### Aim
Your task is to print every entry below exactly as given.

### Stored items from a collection
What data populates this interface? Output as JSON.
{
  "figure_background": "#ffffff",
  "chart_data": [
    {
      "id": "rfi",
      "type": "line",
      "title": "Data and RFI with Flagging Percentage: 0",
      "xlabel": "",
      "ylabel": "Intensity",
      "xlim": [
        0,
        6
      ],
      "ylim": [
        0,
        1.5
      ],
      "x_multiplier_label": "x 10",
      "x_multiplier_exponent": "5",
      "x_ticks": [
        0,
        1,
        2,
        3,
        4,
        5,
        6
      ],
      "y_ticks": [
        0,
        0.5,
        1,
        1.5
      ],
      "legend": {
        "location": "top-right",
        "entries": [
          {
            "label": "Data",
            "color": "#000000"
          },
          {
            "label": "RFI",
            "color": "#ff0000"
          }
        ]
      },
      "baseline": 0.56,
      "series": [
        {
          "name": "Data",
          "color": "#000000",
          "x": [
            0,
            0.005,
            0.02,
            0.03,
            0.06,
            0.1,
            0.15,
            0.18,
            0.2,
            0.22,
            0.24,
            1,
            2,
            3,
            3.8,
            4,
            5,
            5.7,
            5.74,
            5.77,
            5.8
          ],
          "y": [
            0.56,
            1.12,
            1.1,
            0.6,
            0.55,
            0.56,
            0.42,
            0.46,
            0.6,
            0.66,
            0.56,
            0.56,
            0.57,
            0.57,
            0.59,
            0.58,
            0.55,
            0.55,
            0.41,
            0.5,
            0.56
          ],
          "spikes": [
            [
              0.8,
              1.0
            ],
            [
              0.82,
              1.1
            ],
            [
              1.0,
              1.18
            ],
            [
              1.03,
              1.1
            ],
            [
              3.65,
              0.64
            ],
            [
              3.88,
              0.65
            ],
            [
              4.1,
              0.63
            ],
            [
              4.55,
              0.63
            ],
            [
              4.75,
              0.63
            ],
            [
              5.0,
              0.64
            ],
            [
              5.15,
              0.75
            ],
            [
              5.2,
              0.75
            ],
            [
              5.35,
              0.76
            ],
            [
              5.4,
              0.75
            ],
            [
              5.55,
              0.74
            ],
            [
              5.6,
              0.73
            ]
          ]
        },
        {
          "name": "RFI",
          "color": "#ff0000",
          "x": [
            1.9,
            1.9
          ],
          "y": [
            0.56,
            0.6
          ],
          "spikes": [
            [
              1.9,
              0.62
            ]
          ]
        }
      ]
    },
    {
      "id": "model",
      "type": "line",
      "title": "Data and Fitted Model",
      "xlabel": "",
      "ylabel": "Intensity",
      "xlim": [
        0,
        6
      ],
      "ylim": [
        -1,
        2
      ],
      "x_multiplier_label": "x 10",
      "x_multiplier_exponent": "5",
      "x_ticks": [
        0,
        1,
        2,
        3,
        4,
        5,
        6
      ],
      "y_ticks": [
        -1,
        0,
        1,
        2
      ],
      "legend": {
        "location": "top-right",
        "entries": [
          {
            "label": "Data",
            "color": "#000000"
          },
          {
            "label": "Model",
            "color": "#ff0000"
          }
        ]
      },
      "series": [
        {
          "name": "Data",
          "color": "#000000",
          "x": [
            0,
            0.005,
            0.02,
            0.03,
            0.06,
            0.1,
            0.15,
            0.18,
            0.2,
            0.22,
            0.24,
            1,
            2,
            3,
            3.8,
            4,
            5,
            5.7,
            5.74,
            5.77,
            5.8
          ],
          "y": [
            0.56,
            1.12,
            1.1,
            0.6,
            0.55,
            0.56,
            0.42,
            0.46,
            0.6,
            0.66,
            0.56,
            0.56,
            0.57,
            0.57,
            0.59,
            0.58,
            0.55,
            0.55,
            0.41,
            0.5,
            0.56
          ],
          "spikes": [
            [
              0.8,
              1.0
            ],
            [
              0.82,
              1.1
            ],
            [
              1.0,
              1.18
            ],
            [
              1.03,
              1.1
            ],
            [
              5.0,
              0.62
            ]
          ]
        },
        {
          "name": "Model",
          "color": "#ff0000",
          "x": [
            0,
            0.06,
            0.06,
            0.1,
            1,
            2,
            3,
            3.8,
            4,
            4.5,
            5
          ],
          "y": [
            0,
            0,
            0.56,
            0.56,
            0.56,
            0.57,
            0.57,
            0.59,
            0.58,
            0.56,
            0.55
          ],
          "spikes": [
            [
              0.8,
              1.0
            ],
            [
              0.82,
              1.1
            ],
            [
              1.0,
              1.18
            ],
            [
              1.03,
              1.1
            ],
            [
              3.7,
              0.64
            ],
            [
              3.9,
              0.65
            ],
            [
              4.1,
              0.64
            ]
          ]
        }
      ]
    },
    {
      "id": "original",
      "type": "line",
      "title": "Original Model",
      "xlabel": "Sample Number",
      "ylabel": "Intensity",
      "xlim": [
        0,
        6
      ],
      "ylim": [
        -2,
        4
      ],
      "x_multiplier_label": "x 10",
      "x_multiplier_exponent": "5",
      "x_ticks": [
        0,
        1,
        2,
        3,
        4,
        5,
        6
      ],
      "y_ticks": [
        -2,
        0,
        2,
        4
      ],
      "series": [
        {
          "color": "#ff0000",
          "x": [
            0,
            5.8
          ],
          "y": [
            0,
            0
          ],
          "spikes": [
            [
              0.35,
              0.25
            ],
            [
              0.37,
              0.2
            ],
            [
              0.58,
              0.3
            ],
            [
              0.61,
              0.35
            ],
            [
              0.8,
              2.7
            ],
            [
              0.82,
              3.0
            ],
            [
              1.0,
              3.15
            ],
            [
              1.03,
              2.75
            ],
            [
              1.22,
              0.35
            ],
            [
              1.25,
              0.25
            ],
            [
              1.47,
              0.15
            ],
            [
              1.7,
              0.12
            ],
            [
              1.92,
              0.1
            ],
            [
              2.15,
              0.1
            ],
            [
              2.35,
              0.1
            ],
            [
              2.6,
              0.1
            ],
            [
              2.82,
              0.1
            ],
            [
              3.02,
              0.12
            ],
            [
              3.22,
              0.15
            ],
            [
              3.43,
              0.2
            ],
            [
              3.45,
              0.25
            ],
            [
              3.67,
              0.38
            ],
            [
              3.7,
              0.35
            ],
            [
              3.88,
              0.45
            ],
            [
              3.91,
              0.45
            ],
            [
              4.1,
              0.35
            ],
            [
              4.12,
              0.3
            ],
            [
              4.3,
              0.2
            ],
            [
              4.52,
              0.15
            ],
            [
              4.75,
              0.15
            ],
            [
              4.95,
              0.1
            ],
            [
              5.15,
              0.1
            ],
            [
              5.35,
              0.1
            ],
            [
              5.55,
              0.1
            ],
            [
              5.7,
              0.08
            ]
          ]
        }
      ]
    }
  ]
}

### The solution
What data populates this interface? Output as JSON.
{
  "figure_background": "#ffffff",
  "chart_data": [
    {
      "id": "rfi",
      "type": "line",
      "title": "Data and RFI with Flagging Percentage: 0",
      "xlabel": "",
      "ylabel": "Intensity",
      "xlim": [
        0,
        6
      ],
      "ylim": [
        0,
        1.5
      ],
      "x_multiplier_label": "x 10",
      "x_multiplier_exponent": "5",
      "x_ticks": [
        0,
        1,
        2,
        3,
        4,
        5,
        6
      ],
      "y_ticks": [
        0,
        0.5,
        1,
        1.5
      ],
      "legend": {
        "location": "top-right",
        "entries": [
          {
            "label": "Data",
            "color": "#000000"
          },
          {
            "label": "RFI",
            "color": "#ff0000"
          }
        ]
      },
      "baseline": 0.56,
      "series": [
        {
          "name": "Data",
          "color": "#000000",
          "x": [
            0,
            0.005,
            0.02,
            0.03,
            0.06,
            0.1,
            0.15,
            0.18,
            0.2,
            0.22,
            0.24,
            1,
            2,
            3,
            3.8,
            4,
            5,
            5.7,
            5.74,
            5.77,
            5.8
          ],
          "y": [
            0.56,
            1.12,
            1.1,
            0.6,
            0.55,
            0.56,
            0.42,
            0.46,
            0.6,
            0.66,
            0.56,
            0.56,
            0.57,
            0.57,
            0.59,
            0.58,
            0.55,
            0.55,
            0.41,
            0.5,
            0.56
          ],
          "spikes": [
            [
              0.8,
              1.0
            ],
            [
              0.82,
              1.1
            ],
            [
              1.0,
              1.18
            ],
            [
              1.03,
              1.1
            ],
            [
              3.65,
              0.64
            ],
            [
              3.88,
              0.65
            ],
            [
              4.1,
              0.63
            ],
            [
              4.55,
              0.63
            ],
            [
              4.75,
              0.63
            ],
            [
              5.0,
              0.64
            ],
            [
              5.15,
              0.75
            ],
            [
              5.2,
              0.75
            ],
            [
              5.35,
              0.76
            ],
            [
              5.4,
              0.75
            ],
            [
              5.55,
              0.74
            ],
            [
              5.6,
              0.73
            ]
          ]
        },
        {
          "name": "RFI",
          "color": "#ff0000",
          "x": [
            1.9,
            1.9
          ],
          "y": [
            0.56,
            0.6
          ],
          "spikes": [
            [
              1.9,
              0.62
            ]
          ]
        }
      ]
    },
    {
      "id": "model",
      "type": "line",
      "title": "Data and Fitted Model",
      "xlabel": "",
      "ylabel": "Intensity",
      "xlim": [
        0,
        6
      ],
      "ylim": [
        -1,
        2
      ],
      "x_multiplier_label": "x 10",
      "x_multiplier_exponent": "5",
      "x_ticks": [
        0,
        1,
        2,
        3,
        4,
        5,
        6
      ],
      "y_ticks": [
        -1,
        0,
        1,
        2
      ],
      "legend": {
        "location": "top-right",
        "entries": [
          {
            "label": "Data",
            "color": "#000000"
          },
          {
            "label": "Model",
            "color": "#ff0000"
          }
        ]
      },
      "series": [
        {
          "name": "Data",
          "color": "#000000",
          "x": [
            0,
            0.005,
            0.02,
            0.03,
            0.06,
            0.1,
            0.15,
            0.18,
            0.2,
            0.22,
            0.24,
            1,
            2,
            3,
            3.8,
            4,
            5,
            5.7,
            5.74,
            5.77,
            5.8
          ],
          "y": [
            0.56,
            1.12,
            1.1,
            0.6,
            0.55,
            0.56,
            0.42,
            0.46,
            0.6,
            0.66,
            0.56,
            0.56,
            0.57,
            0.57,
            0.59,
            0.58,
            0.55,
            0.55,
            0.41,
            0.5,
            0.56
          ],
          "spikes": [
            [
              0.8,
              1.0
            ],
            [
              0.82,
              1.1
            ],
            [
              1.0,
              1.18
            ],
            [
              1.03,
              1.1
            ],
            [
              5.0,
              0.62
            ]
          ]
        },
        {
          "name": "Model",
          "color": "#ff0000",
          "x": [
            0,
            0.06,
            0.06,
            0.1,
            1,
            2,
            3,
            3.8,
            4,
            4.5,
            5
          ],
          "y": [
            0,
            0,
            0.56,
            0.56,
            0.56,
            0.57,
            0.57,
            0.59,
            0.58,
            0.56,
            0.55
          ],
          "spikes": [
            [
              0.8,
              1.0
            ],
            [
              0.82,
              1.1
            ],
            [
              1.0,
              1.18
            ],
            [
              1.03,
              1.1
            ],
            [
              3.7,
              0.64
            ],
            [
              3.9,
              0.65
            ],
            [
              4.1,
              0.64
            ]
          ]
        }
      ]
    },
    {
      "id": "original",
      "type": "line",
      "title": "Original Model",
      "xlabel": "Sample Number",
      "ylabel": "Intensity",
      "xlim": [
        0,
        6
      ],
      "ylim": [
        -2,
        4
      ],
      "x_multiplier_label": "x 10",
      "x_multiplier_exponent": "5",
      "x_ticks": [
        0,
        1,
        2,
        3,
        4,
        5,
        6
      ],
      "y_ticks": [
        -2,
        0,
        2,
        4
      ],
      "series": [
        {
          "color": "#ff0000",
          "x": [
            0,
            5.8
          ],
          "y": [
            0,
            0
          ],
          "spikes": [
            [
              0.35,
              0.25
            ],
            [
              0.37,
              0.2
            ],
            [
              0.58,
              0.3
            ],
            [
              0.61,
              0.35
            ],
            [
              0.8,
              2.7
            ],
            [
              0.82,
              3.0
            ],
            [
              1.0,
              3.15
            ],
            [
              1.03,
              2.75
            ],
            [
              1.22,
              0.35
            ],
            [
              1.25,
              0.25
            ],
            [
              1.47,
              0.15
            ],
            [
              1.7,
              0.12
            ],
            [
              1.92,
              0.1
            ],
            [
              2.15,
              0.1
            ],
            [
              2.35,
              0.1
            ],
            [
              2.6,
              0.1
            ],
            [
              2.82,
              0.1
            ],
            [
              3.02,
              0.12
            ],
            [
              3.22,
              0.15
            ],
            [
              3.43,
              0.2
            ],
            [
              3.45,
              0.25
            ],
            [
              3.67,
              0.38
            ],
            [
              3.7,
              0.35
            ],
            [
              3.88,
              0.45
            ],
            [
              3.91,
              0.45
            ],
            [
              4.1,
              0.35
            ],
            [
              4.12,
              0.3
            ],
            [
              4.3,
              0.2
            ],
            [
              4.52,
              0.15
            ],
            [
              4.75,
              0.15
            ],
            [
              4.95,
              0.1
            ],
            [
              5.15,
              0.1
            ],
            [
              5.35,
              0.1
            ],
            [
              5.55,
              0.1
            ],
            [
              5.7,
              0.08
            ]
          ]
        }
      ]
    }
  ]
}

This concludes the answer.